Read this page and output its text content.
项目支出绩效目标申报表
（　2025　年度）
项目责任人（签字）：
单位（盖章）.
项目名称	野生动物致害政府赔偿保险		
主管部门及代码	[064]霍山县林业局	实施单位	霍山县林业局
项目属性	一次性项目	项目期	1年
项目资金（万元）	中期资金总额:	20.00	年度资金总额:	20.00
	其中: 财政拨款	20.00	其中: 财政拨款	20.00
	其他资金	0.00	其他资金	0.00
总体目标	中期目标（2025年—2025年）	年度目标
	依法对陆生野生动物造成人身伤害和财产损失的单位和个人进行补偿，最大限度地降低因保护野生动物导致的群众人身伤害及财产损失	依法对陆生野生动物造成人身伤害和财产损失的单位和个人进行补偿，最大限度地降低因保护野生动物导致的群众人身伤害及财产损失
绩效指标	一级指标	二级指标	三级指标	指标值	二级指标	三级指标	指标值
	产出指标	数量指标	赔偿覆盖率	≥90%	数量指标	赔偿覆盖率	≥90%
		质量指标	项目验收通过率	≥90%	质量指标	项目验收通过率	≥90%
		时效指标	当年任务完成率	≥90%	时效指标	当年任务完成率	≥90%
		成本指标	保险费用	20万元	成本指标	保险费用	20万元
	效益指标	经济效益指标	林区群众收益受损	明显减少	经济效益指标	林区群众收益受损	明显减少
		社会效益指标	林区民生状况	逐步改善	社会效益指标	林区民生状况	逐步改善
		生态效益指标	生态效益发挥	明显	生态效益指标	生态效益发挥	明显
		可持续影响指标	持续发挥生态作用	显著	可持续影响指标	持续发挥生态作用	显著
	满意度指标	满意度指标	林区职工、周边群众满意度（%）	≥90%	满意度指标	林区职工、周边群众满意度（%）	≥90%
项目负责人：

__Requirements__
Copy out all of the data exactly, leaving nothing out.

__Right answer__
Read this page and output its text content.
项目支出绩效目标申报表
（　2025　年度）
项目责任人（签字）：
单位（盖章）.
项目名称	野生动物致害政府赔偿保险		
主管部门及代码	[064]霍山县林业局	实施单位	霍山县林业局
项目属性	一次性项目	项目期	1年
项目资金（万元）	中期资金总额:	20.00	年度资金总额:	20.00
	其中: 财政拨款	20.00	其中: 财政拨款	20.00
	其他资金	0.00	其他资金	0.00
总体目标	中期目标（2025年—2025年）	年度目标
	依法对陆生野生动物造成人身伤害和财产损失的单位和个人进行补偿，最大限度地降低因保护野生动物导致的群众人身伤害及财产损失	依法对陆生野生动物造成人身伤害和财产损失的单位和个人进行补偿，最大限度地降低因保护野生动物导致的群众人身伤害及财产损失
绩效指标	一级指标	二级指标	三级指标	指标值	二级指标	三级指标	指标值
	产出指标	数量指标	赔偿覆盖率	≥90%	数量指标	赔偿覆盖率	≥90%
		质量指标	项目验收通过率	≥90%	质量指标	项目验收通过率	≥90%
		时效指标	当年任务完成率	≥90%	时效指标	当年任务完成率	≥90%
		成本指标	保险费用	20万元	成本指标	保险费用	20万元
	效益指标	经济效益指标	林区群众收益受损	明显减少	经济效益指标	林区群众收益受损	明显减少
		社会效益指标	林区民生状况	逐步改善	社会效益指标	林区民生状况	逐步改善
		生态效益指标	生态效益发挥	明显	生态效益指标	生态效益发挥	明显
		可持续影响指标	持续发挥生态作用	显著	可持续影响指标	持续发挥生态作用	显著
	满意度指标	满意度指标	林区职工、周边群众满意度（%）	≥90%	满意度指标	林区职工、周边群众满意度（%）	≥90%
项目负责人：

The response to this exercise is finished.